Records contained in a dataset:
══════

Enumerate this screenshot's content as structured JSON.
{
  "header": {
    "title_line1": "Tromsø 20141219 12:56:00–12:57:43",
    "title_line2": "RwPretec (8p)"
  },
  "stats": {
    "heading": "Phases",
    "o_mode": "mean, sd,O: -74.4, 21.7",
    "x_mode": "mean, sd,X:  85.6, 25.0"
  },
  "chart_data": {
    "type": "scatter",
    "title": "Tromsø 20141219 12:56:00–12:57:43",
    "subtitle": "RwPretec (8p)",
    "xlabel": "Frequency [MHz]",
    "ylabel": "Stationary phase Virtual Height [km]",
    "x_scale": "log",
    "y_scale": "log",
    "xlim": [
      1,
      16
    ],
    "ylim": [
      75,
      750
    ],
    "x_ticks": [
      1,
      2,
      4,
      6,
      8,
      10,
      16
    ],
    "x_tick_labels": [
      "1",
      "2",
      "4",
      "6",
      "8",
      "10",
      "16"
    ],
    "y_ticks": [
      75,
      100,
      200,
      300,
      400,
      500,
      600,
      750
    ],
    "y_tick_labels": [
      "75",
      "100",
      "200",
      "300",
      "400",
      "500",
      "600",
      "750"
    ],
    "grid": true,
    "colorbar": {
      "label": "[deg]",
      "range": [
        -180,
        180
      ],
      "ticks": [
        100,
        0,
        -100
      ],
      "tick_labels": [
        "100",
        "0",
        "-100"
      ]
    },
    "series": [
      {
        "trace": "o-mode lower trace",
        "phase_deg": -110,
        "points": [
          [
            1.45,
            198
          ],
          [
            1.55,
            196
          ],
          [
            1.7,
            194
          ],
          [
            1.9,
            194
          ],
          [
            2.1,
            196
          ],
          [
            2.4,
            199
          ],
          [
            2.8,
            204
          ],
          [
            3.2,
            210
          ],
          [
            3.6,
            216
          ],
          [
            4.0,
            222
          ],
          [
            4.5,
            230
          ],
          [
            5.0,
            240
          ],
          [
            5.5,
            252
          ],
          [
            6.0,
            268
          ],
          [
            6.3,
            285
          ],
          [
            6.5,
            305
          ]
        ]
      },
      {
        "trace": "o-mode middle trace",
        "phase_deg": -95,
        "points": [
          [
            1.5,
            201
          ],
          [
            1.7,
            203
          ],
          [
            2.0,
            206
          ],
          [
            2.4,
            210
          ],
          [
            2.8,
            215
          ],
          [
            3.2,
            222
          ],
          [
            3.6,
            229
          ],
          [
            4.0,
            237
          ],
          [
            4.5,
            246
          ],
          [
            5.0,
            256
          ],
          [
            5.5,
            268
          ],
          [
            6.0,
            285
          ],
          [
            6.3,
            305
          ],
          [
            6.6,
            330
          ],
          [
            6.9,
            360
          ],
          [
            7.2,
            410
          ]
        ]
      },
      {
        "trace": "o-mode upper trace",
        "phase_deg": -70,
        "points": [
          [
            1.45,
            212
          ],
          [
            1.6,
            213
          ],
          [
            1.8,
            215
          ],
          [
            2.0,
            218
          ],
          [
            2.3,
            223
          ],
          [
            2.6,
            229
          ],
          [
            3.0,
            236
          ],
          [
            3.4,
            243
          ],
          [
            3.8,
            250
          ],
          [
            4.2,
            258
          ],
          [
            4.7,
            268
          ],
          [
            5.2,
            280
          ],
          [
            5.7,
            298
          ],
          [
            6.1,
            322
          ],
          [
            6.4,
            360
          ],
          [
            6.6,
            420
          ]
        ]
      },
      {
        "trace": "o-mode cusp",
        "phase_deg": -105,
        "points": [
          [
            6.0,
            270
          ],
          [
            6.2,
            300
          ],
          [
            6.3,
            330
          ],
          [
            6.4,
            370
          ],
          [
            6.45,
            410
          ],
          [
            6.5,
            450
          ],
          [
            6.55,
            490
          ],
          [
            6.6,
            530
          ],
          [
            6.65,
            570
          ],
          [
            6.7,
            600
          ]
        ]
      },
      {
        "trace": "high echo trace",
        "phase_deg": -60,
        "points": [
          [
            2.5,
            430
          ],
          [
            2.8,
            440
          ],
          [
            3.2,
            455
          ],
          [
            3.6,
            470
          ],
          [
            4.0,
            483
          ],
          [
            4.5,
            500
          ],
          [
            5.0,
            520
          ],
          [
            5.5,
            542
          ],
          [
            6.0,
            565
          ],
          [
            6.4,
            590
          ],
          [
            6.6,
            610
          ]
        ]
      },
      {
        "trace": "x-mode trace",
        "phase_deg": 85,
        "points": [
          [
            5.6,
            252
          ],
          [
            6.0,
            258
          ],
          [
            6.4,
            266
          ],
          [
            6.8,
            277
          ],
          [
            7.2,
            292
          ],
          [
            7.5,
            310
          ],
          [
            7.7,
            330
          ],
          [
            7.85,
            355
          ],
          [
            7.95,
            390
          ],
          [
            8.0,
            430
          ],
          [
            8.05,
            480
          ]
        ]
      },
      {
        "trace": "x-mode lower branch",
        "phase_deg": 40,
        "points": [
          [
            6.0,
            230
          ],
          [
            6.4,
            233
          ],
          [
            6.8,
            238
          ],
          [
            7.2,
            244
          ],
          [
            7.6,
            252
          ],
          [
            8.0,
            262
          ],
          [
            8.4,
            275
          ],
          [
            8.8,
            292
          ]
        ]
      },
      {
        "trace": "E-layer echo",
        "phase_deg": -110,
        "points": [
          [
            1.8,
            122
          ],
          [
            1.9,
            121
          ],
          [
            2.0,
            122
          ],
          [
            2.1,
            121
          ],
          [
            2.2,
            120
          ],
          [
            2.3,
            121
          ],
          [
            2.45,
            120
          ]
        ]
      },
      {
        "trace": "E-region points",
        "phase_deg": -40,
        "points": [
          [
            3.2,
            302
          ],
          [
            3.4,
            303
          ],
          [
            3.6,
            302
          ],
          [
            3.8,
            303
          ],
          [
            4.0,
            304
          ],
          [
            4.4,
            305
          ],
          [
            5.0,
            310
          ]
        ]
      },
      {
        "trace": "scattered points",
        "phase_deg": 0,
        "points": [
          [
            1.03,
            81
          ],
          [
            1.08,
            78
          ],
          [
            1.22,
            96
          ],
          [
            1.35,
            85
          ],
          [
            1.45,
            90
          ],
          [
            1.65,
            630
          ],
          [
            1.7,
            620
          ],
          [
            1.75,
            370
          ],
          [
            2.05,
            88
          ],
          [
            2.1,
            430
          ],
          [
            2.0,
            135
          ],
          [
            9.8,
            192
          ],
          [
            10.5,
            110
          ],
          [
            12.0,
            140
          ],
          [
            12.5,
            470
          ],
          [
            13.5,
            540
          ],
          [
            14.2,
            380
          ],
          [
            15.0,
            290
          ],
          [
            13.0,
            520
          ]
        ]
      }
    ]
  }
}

══════

__Do this__:
Write out the data exactly as it stands.

__Problem solution__:
Enumerate this screenshot's content as structured JSON.
{
  "header": {
    "title_line1": "Tromsø 20141219 12:56:00–12:57:43",
    "title_line2": "RwPretec (8p)"
  },
  "stats": {
    "heading": "Phases",
    "o_mode": "mean, sd,O: -74.4, 21.7",
    "x_mode": "mean, sd,X:  85.6, 25.0"
  },
  "chart_data": {
    "type": "scatter",
    "title": "Tromsø 20141219 12:56:00–12:57:43",
    "subtitle": "RwPretec (8p)",
    "xlabel": "Frequency [MHz]",
    "ylabel": "Stationary phase Virtual Height [km]",
    "x_scale": "log",
    "y_scale": "log",
    "xlim": [
      1,
      16
    ],
    "ylim": [
      75,
      750
    ],
    "x_ticks": [
      1,
      2,
      4,
      6,
      8,
      10,
      16
    ],
    "x_tick_labels": [
      "1",
      "2",
      "4",
      "6",
      "8",
      "10",
      "16"
    ],
    "y_ticks": [
      75,
      100,
      200,
      300,
      400,
      500,
      600,
      750
    ],
    "y_tick_labels": [
      "75",
      "100",
      "200",
      "300",
      "400",
      "500",
      "600",
      "750"
    ],
    "grid": true,
    "colorbar": {
      "label": "[deg]",
      "range": [
        -180,
        180
      ],
      "ticks": [
        100,
        0,
        -100
      ],
      "tick_labels": [
        "100",
        "0",
        "-100"
      ]
    },
    "series": [
      {
        "trace": "o-mode lower trace",
        "phase_deg": -110,
        "points": [
          [
            1.45,
            198
          ],
          [
            1.55,
            196
          ],
          [
            1.7,
            194
          ],
          [
            1.9,
            194
          ],
          [
            2.1,
            196
          ],
          [
            2.4,
            199
          ],
          [
            2.8,
            204
          ],
          [
            3.2,
            210
          ],
          [
            3.6,
            216
          ],
          [
            4.0,
            222
          ],
          [
            4.5,
            230
          ],
          [
            5.0,
            240
          ],
          [
            5.5,
            252
          ],
          [
            6.0,
            268
          ],
          [
            6.3,
            285
          ],
          [
            6.5,
            305
          ]
        ]
      },
      {
        "trace": "o-mode middle trace",
        "phase_deg": -95,
        "points": [
          [
            1.5,
            201
          ],
          [
            1.7,
            203
          ],
          [
            2.0,
            206
          ],
          [
            2.4,
            210
          ],
          [
            2.8,
            215
          ],
          [
            3.2,
            222
          ],
          [
            3.6,
            229
          ],
          [
            4.0,
            237
          ],
          [
            4.5,
            246
          ],
          [
            5.0,
            256
          ],
          [
            5.5,
            268
          ],
          [
            6.0,
            285
          ],
          [
            6.3,
            305
          ],
          [
            6.6,
            330
          ],
          [
            6.9,
            360
          ],
          [
            7.2,
            410
          ]
        ]
      },
      {
        "trace": "o-mode upper trace",
        "phase_deg": -70,
        "points": [
          [
            1.45,
            212
          ],
          [
            1.6,
            213
          ],
          [
            1.8,
            215
          ],
          [
            2.0,
            218
          ],
          [
            2.3,
            223
          ],
          [
            2.6,
            229
          ],
          [
            3.0,
            236
          ],
          [
            3.4,
            243
          ],
          [
            3.8,
            250
          ],
          [
            4.2,
            258
          ],
          [
            4.7,
            268
          ],
          [
            5.2,
            280
          ],
          [
            5.7,
            298
          ],
          [
            6.1,
            322
          ],
          [
            6.4,
            360
          ],
          [
            6.6,
            420
          ]
        ]
      },
      {
        "trace": "o-mode cusp",
        "phase_deg": -105,
        "points": [
          [
            6.0,
            270
          ],
          [
            6.2,
            300
          ],
          [
            6.3,
            330
          ],
          [
            6.4,
            370
          ],
          [
            6.45,
            410
          ],
          [
            6.5,
            450
          ],
          [
            6.55,
            490
          ],
          [
            6.6,
            530
          ],
          [
            6.65,
            570
          ],
          [
            6.7,
            600
          ]
        ]
      },
      {
        "trace": "high echo trace",
        "phase_deg": -60,
        "points": [
          [
            2.5,
            430
          ],
          [
            2.8,
            440
          ],
          [
            3.2,
            455
          ],
          [
            3.6,
            470
          ],
          [
            4.0,
            483
          ],
          [
            4.5,
            500
          ],
          [
            5.0,
            520
          ],
          [
            5.5,
            542
          ],
          [
            6.0,
            565
          ],
          [
            6.4,
            590
          ],
          [
            6.6,
            610
          ]
        ]
      },
      {
        "trace": "x-mode trace",
        "phase_deg": 85,
        "points": [
          [
            5.6,
            252
          ],
          [
            6.0,
            258
          ],
          [
            6.4,
            266
          ],
          [
            6.8,
            277
          ],
          [
            7.2,
            292
          ],
          [
            7.5,
            310
          ],
          [
            7.7,
            330
          ],
          [
            7.85,
            355
          ],
          [
            7.95,
            390
          ],
          [
            8.0,
            430
          ],
          [
            8.05,
            480
          ]
        ]
      },
      {
        "trace": "x-mode lower branch",
        "phase_deg": 40,
        "points": [
          [
            6.0,
            230
          ],
          [
            6.4,
            233
          ],
          [
            6.8,
            238
          ],
          [
            7.2,
            244
          ],
          [
            7.6,
            252
          ],
          [
            8.0,
            262
          ],
          [
            8.4,
            275
          ],
          [
            8.8,
            292
          ]
        ]
      },
      {
        "trace": "E-layer echo",
        "phase_deg": -110,
        "points": [
          [
            1.8,
            122
          ],
          [
            1.9,
            121
          ],
          [
            2.0,
            122
          ],
          [
            2.1,
            121
          ],
          [
            2.2,
            120
          ],
          [
            2.3,
            121
          ],
          [
            2.45,
            120
          ]
        ]
      },
      {
        "trace": "E-region points",
        "phase_deg": -40,
        "points": [
          [
            3.2,
            302
          ],
          [
            3.4,
            303
          ],
          [
            3.6,
            302
          ],
          [
            3.8,
            303
          ],
          [
            4.0,
            304
          ],
          [
            4.4,
            305
          ],
          [
            5.0,
            310
          ]
        ]
      },
      {
        "trace": "scattered points",
        "phase_deg": 0,
        "points": [
          [
            1.03,
            81
          ],
          [
            1.08,
            78
          ],
          [
            1.22,
            96
          ],
          [
            1.35,
            85
          ],
          [
            1.45,
            90
          ],
          [
            1.65,
            630
          ],
          [
            1.7,
            620
          ],
          [
            1.75,
            370
          ],
          [
            2.05,
            88
          ],
          [
            2.1,
            430
          ],
          [
            2.0,
            135
          ],
          [
            9.8,
            192
          ],
          [
            10.5,
            110
          ],
          [
            12.0,
            140
          ],
          [
            12.5,
            470
          ],
          [
            13.5,
            540
          ],
          [
            14.2,
            380
          ],
          [
            15.0,
            290
          ],
          [
            13.0,
            520
          ]
        ]
      }
    ]
  }
}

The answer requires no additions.